### Exercise requirements
Look through the material below. Copy each line that contains the string "水电分楼下".

Data entries
* * * *

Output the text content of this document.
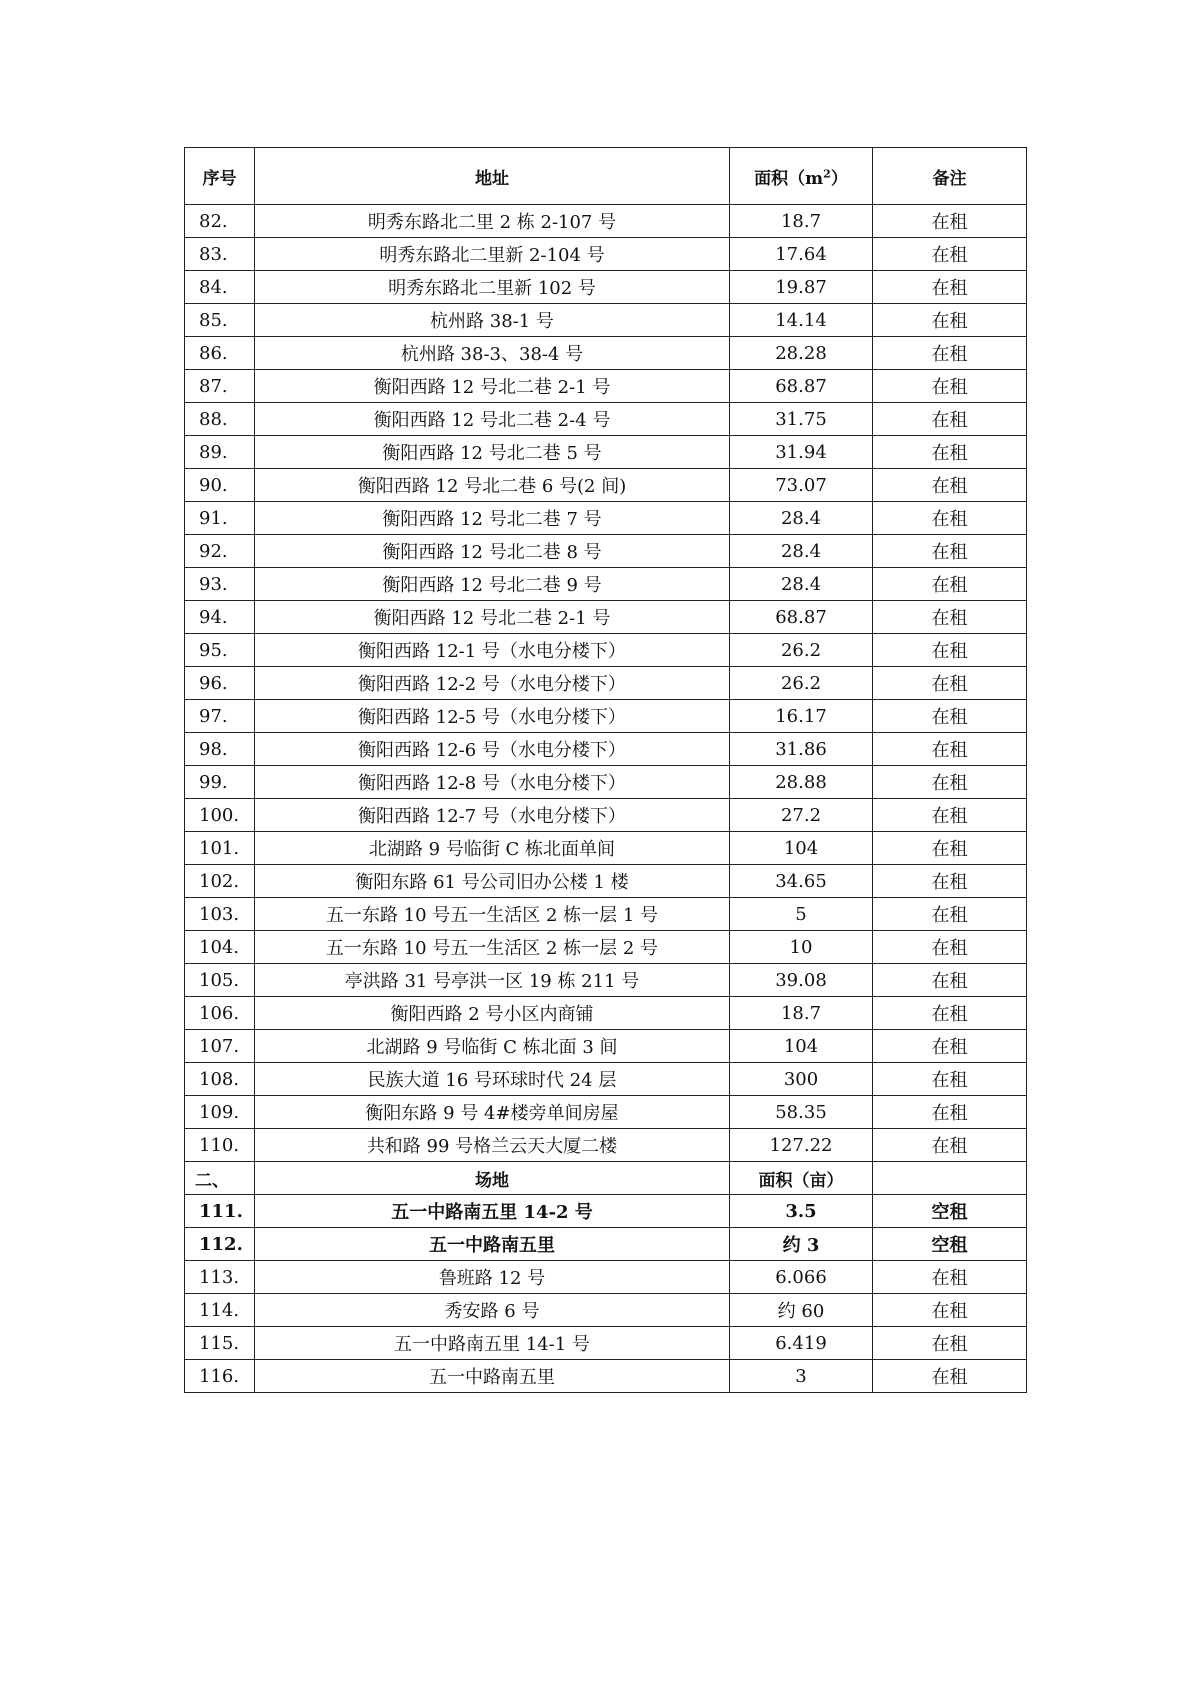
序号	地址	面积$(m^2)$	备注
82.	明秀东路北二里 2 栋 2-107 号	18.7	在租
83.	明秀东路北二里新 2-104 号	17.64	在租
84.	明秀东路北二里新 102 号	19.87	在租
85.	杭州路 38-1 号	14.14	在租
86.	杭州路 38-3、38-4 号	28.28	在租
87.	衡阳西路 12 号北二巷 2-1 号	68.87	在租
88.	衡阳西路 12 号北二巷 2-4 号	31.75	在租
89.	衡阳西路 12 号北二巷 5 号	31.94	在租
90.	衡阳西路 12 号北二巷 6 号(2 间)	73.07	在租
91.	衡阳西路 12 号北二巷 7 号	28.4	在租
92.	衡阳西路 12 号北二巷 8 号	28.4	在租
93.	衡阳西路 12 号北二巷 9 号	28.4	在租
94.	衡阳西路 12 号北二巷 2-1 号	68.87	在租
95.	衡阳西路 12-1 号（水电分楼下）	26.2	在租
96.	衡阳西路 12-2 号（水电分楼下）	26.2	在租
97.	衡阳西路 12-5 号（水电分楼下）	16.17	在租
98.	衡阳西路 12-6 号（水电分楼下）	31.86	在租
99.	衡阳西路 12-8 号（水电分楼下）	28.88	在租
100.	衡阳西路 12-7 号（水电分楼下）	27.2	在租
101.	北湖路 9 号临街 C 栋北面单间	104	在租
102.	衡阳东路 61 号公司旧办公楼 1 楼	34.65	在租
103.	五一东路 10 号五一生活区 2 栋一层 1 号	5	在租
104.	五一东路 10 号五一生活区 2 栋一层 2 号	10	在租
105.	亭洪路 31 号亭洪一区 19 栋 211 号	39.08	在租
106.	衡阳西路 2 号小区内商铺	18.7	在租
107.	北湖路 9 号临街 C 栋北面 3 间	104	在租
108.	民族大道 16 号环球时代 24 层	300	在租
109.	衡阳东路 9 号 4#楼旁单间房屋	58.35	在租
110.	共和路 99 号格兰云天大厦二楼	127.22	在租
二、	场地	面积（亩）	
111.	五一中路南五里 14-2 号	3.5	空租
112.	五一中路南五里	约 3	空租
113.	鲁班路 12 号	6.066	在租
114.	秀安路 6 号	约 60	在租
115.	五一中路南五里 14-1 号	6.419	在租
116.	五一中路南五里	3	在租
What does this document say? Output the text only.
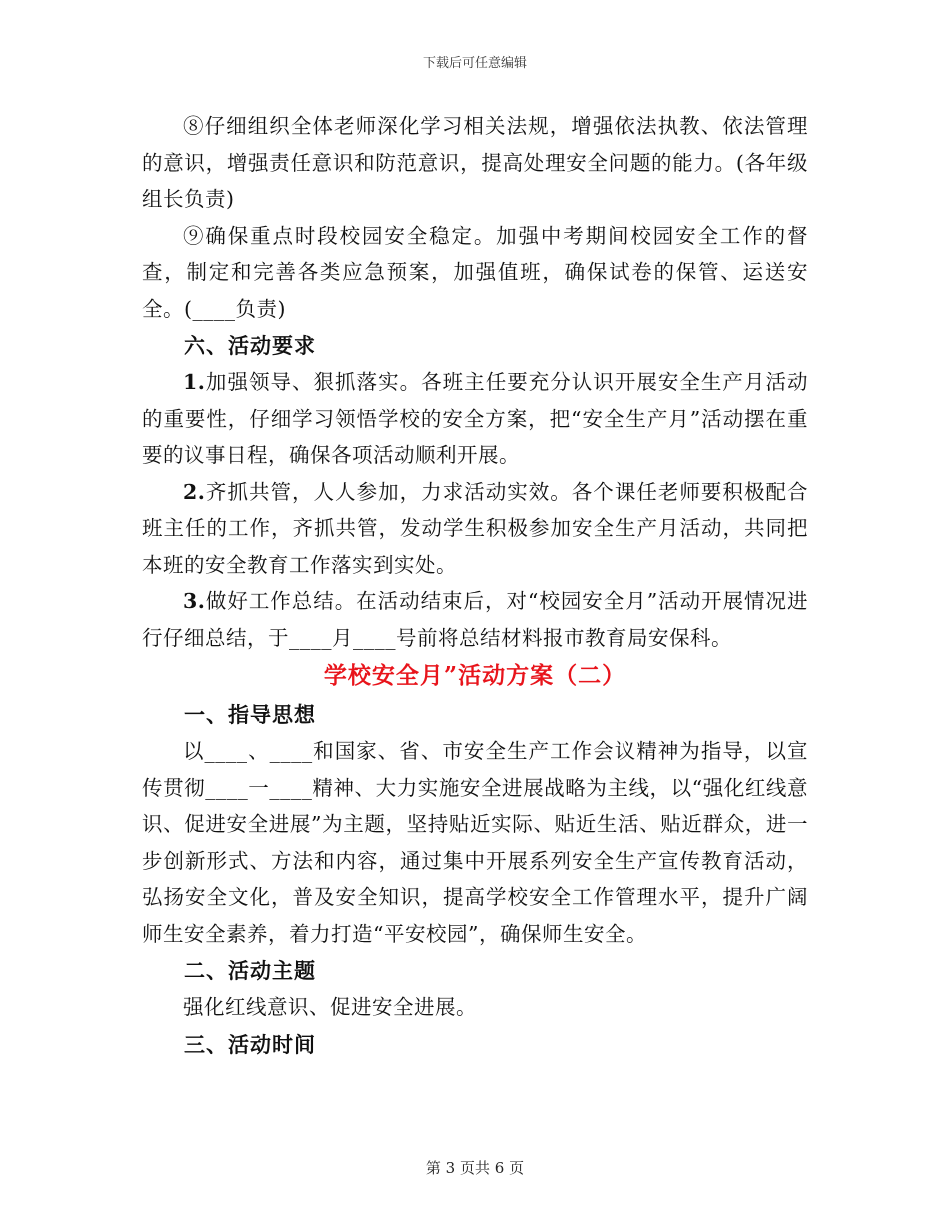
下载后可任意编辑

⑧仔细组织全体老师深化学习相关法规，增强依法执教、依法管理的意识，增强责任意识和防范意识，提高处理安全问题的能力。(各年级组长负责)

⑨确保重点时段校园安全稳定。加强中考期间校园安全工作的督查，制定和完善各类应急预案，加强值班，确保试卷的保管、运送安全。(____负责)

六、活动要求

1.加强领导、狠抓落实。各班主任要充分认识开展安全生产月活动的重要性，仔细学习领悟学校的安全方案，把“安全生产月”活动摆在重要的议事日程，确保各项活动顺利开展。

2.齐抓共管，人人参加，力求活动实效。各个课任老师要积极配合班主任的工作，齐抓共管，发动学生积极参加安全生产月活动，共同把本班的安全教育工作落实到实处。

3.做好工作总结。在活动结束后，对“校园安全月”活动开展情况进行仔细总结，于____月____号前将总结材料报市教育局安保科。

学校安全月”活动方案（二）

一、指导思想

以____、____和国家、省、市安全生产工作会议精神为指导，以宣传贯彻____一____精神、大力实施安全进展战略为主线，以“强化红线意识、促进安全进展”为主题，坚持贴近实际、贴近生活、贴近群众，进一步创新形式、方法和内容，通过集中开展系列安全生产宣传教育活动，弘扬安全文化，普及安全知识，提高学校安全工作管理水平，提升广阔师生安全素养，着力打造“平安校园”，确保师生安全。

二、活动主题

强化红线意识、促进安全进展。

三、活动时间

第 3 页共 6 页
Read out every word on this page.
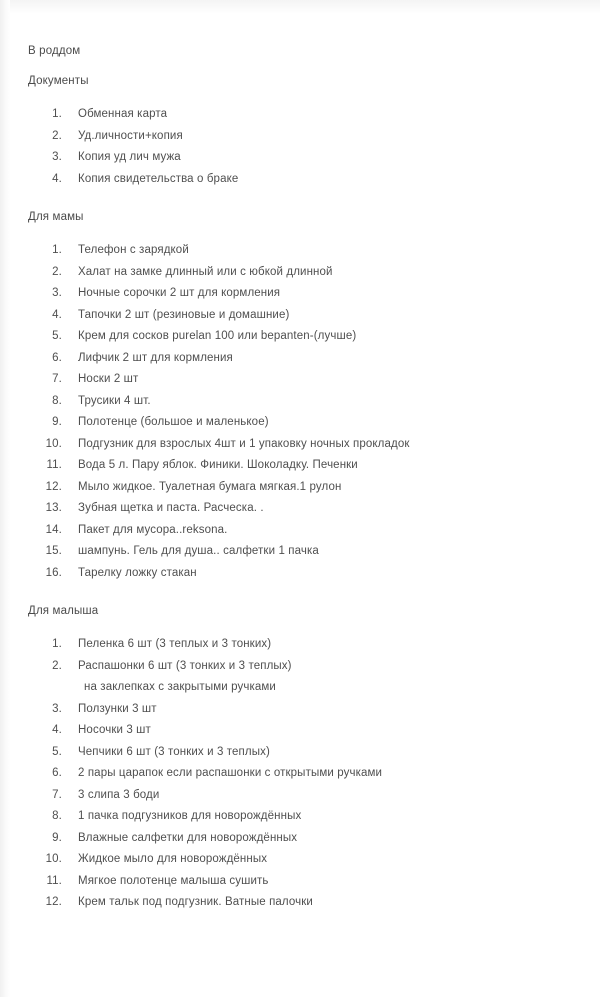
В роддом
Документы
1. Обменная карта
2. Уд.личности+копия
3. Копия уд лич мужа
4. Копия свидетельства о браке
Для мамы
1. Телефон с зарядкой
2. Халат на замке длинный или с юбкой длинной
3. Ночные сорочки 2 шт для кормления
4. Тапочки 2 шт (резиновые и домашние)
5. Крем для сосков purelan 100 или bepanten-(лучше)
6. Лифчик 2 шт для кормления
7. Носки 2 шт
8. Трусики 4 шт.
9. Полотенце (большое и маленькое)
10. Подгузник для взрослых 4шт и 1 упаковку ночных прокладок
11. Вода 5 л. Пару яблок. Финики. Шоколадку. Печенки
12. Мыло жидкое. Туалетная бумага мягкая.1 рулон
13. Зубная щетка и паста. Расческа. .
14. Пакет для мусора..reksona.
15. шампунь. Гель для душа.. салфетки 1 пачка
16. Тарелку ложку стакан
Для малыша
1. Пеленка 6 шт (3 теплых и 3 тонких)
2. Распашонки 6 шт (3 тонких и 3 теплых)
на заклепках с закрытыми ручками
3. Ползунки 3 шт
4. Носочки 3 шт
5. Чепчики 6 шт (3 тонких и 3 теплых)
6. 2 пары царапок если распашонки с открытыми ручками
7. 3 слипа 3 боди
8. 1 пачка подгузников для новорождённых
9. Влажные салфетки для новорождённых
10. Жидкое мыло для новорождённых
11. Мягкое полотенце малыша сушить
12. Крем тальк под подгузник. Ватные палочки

* * * *

### Finished answer
95.	衡阳西路 12-1 号（水电分楼下）	26.2	在租
96.	衡阳西路 12-2 号（水电分楼下）	26.2	在租
97.	衡阳西路 12-5 号（水电分楼下）	16.17	在租
98.	衡阳西路 12-6 号（水电分楼下）	31.86	在租
99.	衡阳西路 12-8 号（水电分楼下）	28.88	在租
100.	衡阳西路 12-7 号（水电分楼下）	27.2	在租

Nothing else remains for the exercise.